### SHORT EXERCISE
Output all of the entries below precisely as written.
+-------+
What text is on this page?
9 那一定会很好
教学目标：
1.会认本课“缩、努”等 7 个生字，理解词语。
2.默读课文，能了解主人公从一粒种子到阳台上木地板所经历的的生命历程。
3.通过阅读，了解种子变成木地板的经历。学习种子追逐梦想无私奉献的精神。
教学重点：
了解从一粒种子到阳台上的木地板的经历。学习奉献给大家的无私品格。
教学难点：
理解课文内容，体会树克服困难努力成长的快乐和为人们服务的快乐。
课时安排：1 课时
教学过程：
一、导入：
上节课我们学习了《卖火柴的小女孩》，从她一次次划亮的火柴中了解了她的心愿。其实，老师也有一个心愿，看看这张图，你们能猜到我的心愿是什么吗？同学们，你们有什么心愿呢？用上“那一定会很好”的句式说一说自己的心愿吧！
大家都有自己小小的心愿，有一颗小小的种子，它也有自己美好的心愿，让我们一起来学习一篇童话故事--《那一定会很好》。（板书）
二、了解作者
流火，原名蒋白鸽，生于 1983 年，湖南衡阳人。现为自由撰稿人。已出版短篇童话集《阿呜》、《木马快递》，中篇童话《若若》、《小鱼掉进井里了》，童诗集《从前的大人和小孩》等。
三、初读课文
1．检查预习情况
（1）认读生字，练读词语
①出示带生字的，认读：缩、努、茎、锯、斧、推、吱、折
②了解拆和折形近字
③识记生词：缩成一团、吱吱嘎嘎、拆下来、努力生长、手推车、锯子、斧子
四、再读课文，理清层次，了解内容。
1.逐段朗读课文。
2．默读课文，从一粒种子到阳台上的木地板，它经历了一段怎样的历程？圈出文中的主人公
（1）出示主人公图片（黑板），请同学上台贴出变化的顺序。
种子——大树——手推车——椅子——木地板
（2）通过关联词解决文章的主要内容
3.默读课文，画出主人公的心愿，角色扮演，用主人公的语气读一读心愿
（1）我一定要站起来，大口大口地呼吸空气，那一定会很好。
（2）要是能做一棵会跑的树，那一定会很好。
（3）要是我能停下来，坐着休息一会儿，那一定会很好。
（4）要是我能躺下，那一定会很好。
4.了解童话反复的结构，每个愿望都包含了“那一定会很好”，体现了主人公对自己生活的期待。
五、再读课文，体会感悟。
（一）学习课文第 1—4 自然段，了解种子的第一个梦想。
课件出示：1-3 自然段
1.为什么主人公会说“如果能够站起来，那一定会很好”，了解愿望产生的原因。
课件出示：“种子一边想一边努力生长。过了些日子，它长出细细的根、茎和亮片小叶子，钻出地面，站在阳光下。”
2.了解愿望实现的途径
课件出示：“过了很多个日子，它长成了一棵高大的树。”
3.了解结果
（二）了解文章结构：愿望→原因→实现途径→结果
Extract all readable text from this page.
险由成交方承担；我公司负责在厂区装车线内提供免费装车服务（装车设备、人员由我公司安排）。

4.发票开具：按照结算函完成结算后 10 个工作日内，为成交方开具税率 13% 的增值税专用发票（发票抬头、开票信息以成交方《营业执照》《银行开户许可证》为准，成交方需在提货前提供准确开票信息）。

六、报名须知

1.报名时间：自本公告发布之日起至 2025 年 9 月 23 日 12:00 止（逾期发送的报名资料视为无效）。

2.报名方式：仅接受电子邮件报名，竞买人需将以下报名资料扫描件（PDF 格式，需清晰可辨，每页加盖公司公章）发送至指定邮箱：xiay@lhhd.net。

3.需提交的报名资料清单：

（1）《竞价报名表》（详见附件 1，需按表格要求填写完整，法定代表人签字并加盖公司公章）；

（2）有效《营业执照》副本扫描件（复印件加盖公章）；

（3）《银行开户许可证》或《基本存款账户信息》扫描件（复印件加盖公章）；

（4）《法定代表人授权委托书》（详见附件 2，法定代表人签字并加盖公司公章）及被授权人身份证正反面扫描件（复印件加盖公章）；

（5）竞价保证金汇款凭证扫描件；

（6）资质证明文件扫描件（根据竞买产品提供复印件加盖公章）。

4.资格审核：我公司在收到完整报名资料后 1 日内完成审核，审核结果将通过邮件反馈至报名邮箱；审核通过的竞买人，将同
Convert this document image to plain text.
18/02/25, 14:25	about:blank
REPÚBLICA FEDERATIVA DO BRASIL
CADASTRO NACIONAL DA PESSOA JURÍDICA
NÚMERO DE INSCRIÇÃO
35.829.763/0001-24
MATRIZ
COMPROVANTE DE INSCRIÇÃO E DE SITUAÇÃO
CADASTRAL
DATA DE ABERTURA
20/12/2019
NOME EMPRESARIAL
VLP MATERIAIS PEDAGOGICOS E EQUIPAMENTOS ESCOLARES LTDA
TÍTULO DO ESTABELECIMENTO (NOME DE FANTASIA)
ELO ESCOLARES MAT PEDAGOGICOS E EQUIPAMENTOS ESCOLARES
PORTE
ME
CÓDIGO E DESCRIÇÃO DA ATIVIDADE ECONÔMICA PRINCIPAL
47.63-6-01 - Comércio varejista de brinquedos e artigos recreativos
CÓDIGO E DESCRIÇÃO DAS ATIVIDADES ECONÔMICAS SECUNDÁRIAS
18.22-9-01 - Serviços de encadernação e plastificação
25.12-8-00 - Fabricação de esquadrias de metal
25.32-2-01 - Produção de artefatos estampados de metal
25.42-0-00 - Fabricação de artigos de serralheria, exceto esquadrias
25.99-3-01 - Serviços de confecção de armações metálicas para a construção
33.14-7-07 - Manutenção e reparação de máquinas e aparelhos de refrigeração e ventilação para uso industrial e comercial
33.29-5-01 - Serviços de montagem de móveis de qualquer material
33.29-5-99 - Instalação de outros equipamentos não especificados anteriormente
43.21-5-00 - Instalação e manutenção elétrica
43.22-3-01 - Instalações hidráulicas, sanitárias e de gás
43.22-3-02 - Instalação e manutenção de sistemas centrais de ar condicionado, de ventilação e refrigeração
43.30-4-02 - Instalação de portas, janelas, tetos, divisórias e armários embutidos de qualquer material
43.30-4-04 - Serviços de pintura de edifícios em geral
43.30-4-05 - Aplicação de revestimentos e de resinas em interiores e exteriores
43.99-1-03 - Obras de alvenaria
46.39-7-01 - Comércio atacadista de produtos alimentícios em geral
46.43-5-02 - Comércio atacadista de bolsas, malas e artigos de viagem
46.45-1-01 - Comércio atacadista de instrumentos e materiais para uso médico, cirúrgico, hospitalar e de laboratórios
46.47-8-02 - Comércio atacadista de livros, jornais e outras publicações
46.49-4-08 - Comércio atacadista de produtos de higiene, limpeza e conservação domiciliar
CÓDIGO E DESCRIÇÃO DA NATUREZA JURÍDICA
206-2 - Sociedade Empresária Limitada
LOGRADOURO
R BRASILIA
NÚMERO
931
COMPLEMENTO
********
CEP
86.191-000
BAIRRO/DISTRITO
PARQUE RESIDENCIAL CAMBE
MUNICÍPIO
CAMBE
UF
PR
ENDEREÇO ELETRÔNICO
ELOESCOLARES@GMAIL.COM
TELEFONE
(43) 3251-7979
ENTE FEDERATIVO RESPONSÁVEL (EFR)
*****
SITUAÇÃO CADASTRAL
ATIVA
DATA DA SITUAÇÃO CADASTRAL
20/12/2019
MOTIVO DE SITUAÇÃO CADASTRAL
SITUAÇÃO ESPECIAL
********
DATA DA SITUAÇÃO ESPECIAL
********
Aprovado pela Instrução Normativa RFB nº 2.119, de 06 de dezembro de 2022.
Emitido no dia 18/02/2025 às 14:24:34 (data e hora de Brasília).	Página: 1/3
+-------+
### RESPONSE
What text is on this page?
9 那一定会很好
教学目标：
1.会认本课“缩、努”等 7 个生字，理解词语。
2.默读课文，能了解主人公从一粒种子到阳台上木地板所经历的的生命历程。
3.通过阅读，了解种子变成木地板的经历。学习种子追逐梦想无私奉献的精神。
教学重点：
了解从一粒种子到阳台上的木地板的经历。学习奉献给大家的无私品格。
教学难点：
理解课文内容，体会树克服困难努力成长的快乐和为人们服务的快乐。
课时安排：1 课时
教学过程：
一、导入：
上节课我们学习了《卖火柴的小女孩》，从她一次次划亮的火柴中了解了她的心愿。其实，老师也有一个心愿，看看这张图，你们能猜到我的心愿是什么吗？同学们，你们有什么心愿呢？用上“那一定会很好”的句式说一说自己的心愿吧！
大家都有自己小小的心愿，有一颗小小的种子，它也有自己美好的心愿，让我们一起来学习一篇童话故事--《那一定会很好》。（板书）
二、了解作者
流火，原名蒋白鸽，生于 1983 年，湖南衡阳人。现为自由撰稿人。已出版短篇童话集《阿呜》、《木马快递》，中篇童话《若若》、《小鱼掉进井里了》，童诗集《从前的大人和小孩》等。
三、初读课文
1．检查预习情况
（1）认读生字，练读词语
①出示带生字的，认读：缩、努、茎、锯、斧、推、吱、折
②了解拆和折形近字
③识记生词：缩成一团、吱吱嘎嘎、拆下来、努力生长、手推车、锯子、斧子
四、再读课文，理清层次，了解内容。
1.逐段朗读课文。
2．默读课文，从一粒种子到阳台上的木地板，它经历了一段怎样的历程？圈出文中的主人公
（1）出示主人公图片（黑板），请同学上台贴出变化的顺序。
种子——大树——手推车——椅子——木地板
（2）通过关联词解决文章的主要内容
3.默读课文，画出主人公的心愿，角色扮演，用主人公的语气读一读心愿
（1）我一定要站起来，大口大口地呼吸空气，那一定会很好。
（2）要是能做一棵会跑的树，那一定会很好。
（3）要是我能停下来，坐着休息一会儿，那一定会很好。
（4）要是我能躺下，那一定会很好。
4.了解童话反复的结构，每个愿望都包含了“那一定会很好”，体现了主人公对自己生活的期待。
五、再读课文，体会感悟。
（一）学习课文第 1—4 自然段，了解种子的第一个梦想。
课件出示：1-3 自然段
1.为什么主人公会说“如果能够站起来，那一定会很好”，了解愿望产生的原因。
课件出示：“种子一边想一边努力生长。过了些日子，它长出细细的根、茎和亮片小叶子，钻出地面，站在阳光下。”
2.了解愿望实现的途径
课件出示：“过了很多个日子，它长成了一棵高大的树。”
3.了解结果
（二）了解文章结构：愿望→原因→实现途径→结果
Extract all readable text from this page.
险由成交方承担；我公司负责在厂区装车线内提供免费装车服务（装车设备、人员由我公司安排）。

4.发票开具：按照结算函完成结算后 10 个工作日内，为成交方开具税率 13% 的增值税专用发票（发票抬头、开票信息以成交方《营业执照》《银行开户许可证》为准，成交方需在提货前提供准确开票信息）。

六、报名须知

1.报名时间：自本公告发布之日起至 2025 年 9 月 23 日 12:00 止（逾期发送的报名资料视为无效）。

2.报名方式：仅接受电子邮件报名，竞买人需将以下报名资料扫描件（PDF 格式，需清晰可辨，每页加盖公司公章）发送至指定邮箱：xiay@lhhd.net。

3.需提交的报名资料清单：

（1）《竞价报名表》（详见附件 1，需按表格要求填写完整，法定代表人签字并加盖公司公章）；

（2）有效《营业执照》副本扫描件（复印件加盖公章）；

（3）《银行开户许可证》或《基本存款账户信息》扫描件（复印件加盖公章）；

（4）《法定代表人授权委托书》（详见附件 2，法定代表人签字并加盖公司公章）及被授权人身份证正反面扫描件（复印件加盖公章）；

（5）竞价保证金汇款凭证扫描件；

（6）资质证明文件扫描件（根据竞买产品提供复印件加盖公章）。

4.资格审核：我公司在收到完整报名资料后 1 日内完成审核，审核结果将通过邮件反馈至报名邮箱；审核通过的竞买人，将同
Convert this document image to plain text.
18/02/25, 14:25	about:blank
REPÚBLICA FEDERATIVA DO BRASIL
CADASTRO NACIONAL DA PESSOA JURÍDICA
NÚMERO DE INSCRIÇÃO
35.829.763/0001-24
MATRIZ
COMPROVANTE DE INSCRIÇÃO E DE SITUAÇÃO
CADASTRAL
DATA DE ABERTURA
20/12/2019
NOME EMPRESARIAL
VLP MATERIAIS PEDAGOGICOS E EQUIPAMENTOS ESCOLARES LTDA
TÍTULO DO ESTABELECIMENTO (NOME DE FANTASIA)
ELO ESCOLARES MAT PEDAGOGICOS E EQUIPAMENTOS ESCOLARES
PORTE
ME
CÓDIGO E DESCRIÇÃO DA ATIVIDADE ECONÔMICA PRINCIPAL
47.63-6-01 - Comércio varejista de brinquedos e artigos recreativos
CÓDIGO E DESCRIÇÃO DAS ATIVIDADES ECONÔMICAS SECUNDÁRIAS
18.22-9-01 - Serviços de encadernação e plastificação
25.12-8-00 - Fabricação de esquadrias de metal
25.32-2-01 - Produção de artefatos estampados de metal
25.42-0-00 - Fabricação de artigos de serralheria, exceto esquadrias
25.99-3-01 - Serviços de confecção de armações metálicas para a construção
33.14-7-07 - Manutenção e reparação de máquinas e aparelhos de refrigeração e ventilação para uso industrial e comercial
33.29-5-01 - Serviços de montagem de móveis de qualquer material
33.29-5-99 - Instalação de outros equipamentos não especificados anteriormente
43.21-5-00 - Instalação e manutenção elétrica
43.22-3-01 - Instalações hidráulicas, sanitárias e de gás
43.22-3-02 - Instalação e manutenção de sistemas centrais de ar condicionado, de ventilação e refrigeração
43.30-4-02 - Instalação de portas, janelas, tetos, divisórias e armários embutidos de qualquer material
43.30-4-04 - Serviços de pintura de edifícios em geral
43.30-4-05 - Aplicação de revestimentos e de resinas em interiores e exteriores
43.99-1-03 - Obras de alvenaria
46.39-7-01 - Comércio atacadista de produtos alimentícios em geral
46.43-5-02 - Comércio atacadista de bolsas, malas e artigos de viagem
46.45-1-01 - Comércio atacadista de instrumentos e materiais para uso médico, cirúrgico, hospitalar e de laboratórios
46.47-8-02 - Comércio atacadista de livros, jornais e outras publicações
46.49-4-08 - Comércio atacadista de produtos de higiene, limpeza e conservação domiciliar
CÓDIGO E DESCRIÇÃO DA NATUREZA JURÍDICA
206-2 - Sociedade Empresária Limitada
LOGRADOURO
R BRASILIA
NÚMERO
931
COMPLEMENTO
********
CEP
86.191-000
BAIRRO/DISTRITO
PARQUE RESIDENCIAL CAMBE
MUNICÍPIO
CAMBE
UF
PR
ENDEREÇO ELETRÔNICO
ELOESCOLARES@GMAIL.COM
TELEFONE
(43) 3251-7979
ENTE FEDERATIVO RESPONSÁVEL (EFR)
*****
SITUAÇÃO CADASTRAL
ATIVA
DATA DA SITUAÇÃO CADASTRAL
20/12/2019
MOTIVO DE SITUAÇÃO CADASTRAL
SITUAÇÃO ESPECIAL
********
DATA DA SITUAÇÃO ESPECIAL
********
Aprovado pela Instrução Normativa RFB nº 2.119, de 06 de dezembro de 2022.
Emitido no dia 18/02/2025 às 14:24:34 (data e hora de Brasília).	Página: 1/3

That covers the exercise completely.